Requirements:
Find the word "screenshot" in the listing; pull out each line holding it.

Given entries:
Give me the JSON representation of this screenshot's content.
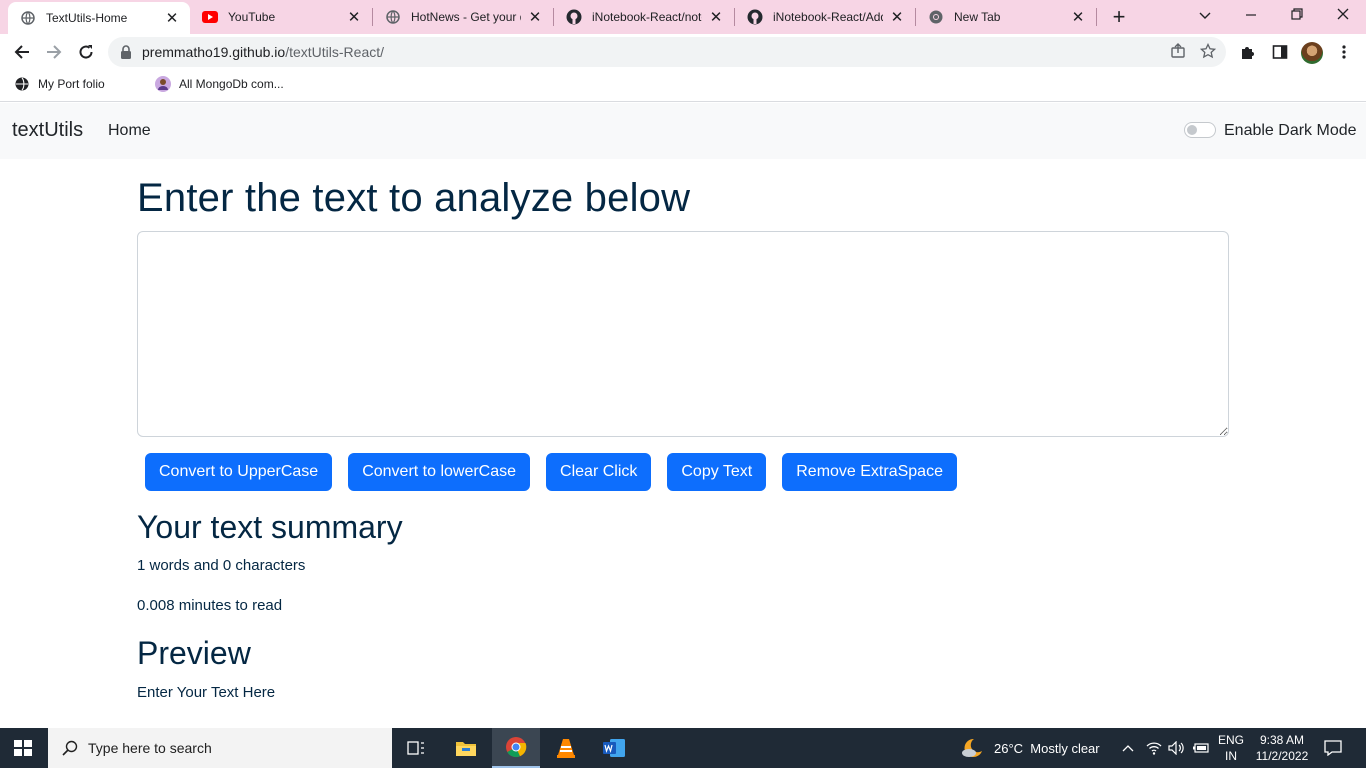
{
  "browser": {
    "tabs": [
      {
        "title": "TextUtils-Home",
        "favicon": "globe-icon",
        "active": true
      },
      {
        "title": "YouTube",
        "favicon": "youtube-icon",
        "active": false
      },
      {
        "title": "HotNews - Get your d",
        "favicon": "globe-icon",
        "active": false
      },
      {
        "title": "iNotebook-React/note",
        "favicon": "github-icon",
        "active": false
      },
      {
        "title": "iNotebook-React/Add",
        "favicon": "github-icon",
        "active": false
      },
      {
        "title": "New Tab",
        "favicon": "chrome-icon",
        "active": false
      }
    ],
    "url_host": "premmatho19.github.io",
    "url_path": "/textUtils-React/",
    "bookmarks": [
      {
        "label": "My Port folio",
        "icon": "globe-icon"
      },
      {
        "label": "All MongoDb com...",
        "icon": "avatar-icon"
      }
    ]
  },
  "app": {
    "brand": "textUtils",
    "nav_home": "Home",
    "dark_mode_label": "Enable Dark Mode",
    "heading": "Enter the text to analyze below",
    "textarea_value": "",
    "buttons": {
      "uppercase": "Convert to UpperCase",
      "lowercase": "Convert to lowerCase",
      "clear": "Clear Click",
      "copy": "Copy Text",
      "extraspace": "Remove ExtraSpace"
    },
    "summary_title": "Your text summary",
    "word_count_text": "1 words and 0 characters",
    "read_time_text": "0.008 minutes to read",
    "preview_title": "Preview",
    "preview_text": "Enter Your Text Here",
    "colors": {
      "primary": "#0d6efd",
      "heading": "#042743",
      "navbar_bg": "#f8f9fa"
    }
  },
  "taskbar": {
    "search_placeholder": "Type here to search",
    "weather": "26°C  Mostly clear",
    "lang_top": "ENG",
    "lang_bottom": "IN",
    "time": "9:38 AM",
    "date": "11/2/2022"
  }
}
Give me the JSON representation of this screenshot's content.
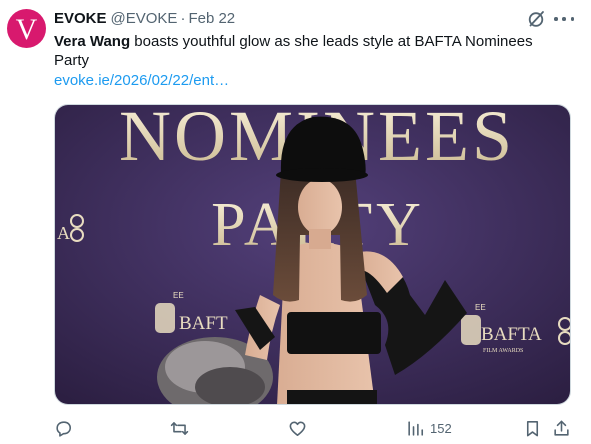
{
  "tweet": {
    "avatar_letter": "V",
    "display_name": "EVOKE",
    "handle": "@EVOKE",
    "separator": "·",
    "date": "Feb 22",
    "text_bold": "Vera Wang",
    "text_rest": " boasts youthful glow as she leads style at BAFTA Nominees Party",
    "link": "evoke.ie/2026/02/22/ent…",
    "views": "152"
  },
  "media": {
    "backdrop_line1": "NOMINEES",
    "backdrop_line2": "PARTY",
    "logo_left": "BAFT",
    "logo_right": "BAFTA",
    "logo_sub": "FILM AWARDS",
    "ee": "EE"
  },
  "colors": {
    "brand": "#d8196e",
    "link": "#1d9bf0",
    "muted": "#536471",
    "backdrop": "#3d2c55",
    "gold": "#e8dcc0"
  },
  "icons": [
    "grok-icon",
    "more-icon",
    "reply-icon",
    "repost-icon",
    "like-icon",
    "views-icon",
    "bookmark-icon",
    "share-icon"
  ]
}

---

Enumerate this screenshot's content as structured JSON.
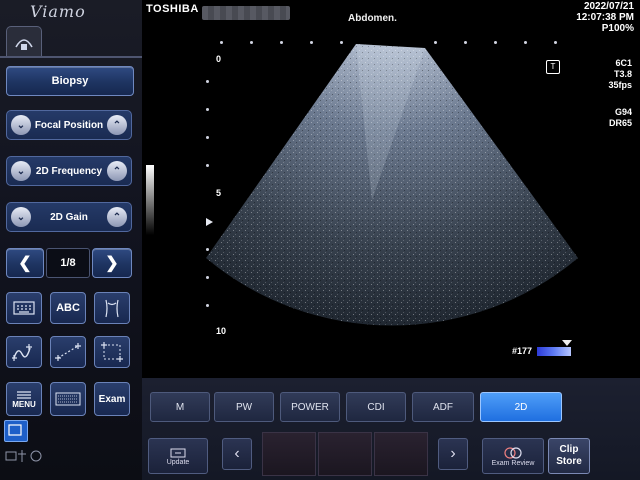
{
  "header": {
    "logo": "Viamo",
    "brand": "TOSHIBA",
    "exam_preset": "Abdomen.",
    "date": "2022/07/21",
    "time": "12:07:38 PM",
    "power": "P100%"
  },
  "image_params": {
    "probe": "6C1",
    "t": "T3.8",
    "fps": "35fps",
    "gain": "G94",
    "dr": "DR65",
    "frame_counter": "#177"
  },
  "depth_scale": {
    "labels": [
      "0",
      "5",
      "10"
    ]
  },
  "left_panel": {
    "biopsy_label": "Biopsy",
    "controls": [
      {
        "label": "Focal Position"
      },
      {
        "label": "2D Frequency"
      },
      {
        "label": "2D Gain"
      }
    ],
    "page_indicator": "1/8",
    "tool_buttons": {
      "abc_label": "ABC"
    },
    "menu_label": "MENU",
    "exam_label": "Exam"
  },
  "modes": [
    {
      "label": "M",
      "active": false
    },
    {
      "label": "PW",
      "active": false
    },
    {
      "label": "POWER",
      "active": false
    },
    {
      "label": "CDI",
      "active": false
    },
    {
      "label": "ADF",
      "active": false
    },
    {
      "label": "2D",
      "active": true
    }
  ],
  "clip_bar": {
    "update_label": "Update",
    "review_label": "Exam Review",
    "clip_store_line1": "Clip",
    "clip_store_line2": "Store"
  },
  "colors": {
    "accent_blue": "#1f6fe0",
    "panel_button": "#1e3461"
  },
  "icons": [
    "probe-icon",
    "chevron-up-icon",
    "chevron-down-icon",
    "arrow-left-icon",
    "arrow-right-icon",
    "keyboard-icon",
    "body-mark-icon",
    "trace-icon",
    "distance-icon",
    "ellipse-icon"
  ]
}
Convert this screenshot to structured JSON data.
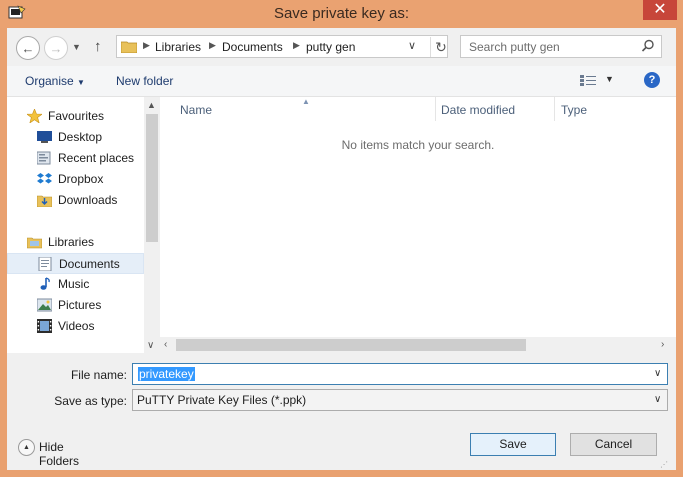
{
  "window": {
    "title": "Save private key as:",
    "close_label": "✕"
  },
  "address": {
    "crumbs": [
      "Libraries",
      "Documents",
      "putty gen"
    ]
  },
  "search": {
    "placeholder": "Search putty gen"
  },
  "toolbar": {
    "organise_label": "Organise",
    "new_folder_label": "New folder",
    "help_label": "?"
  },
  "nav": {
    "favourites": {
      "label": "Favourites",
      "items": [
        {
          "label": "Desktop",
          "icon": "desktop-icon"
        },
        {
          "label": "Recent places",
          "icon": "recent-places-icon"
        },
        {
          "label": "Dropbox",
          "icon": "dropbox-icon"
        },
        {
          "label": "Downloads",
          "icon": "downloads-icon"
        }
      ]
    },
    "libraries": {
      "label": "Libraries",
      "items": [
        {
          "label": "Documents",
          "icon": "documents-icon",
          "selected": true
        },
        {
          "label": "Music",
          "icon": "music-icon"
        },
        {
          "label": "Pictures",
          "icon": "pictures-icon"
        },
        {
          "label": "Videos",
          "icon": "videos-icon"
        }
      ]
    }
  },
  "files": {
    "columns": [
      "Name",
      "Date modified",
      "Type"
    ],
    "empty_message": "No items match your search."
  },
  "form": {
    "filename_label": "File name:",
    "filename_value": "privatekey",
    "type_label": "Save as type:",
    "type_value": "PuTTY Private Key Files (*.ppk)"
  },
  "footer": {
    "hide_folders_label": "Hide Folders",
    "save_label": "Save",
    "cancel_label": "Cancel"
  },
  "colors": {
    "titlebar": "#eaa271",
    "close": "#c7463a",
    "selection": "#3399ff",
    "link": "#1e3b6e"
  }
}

Task solution:
Give me the JSON representation of this screenshot's content.
Give me the JSON representation of this screenshot's content.
Enumerate this screenshot's content as structured JSON.
Convert this screenshot to structured JSON data.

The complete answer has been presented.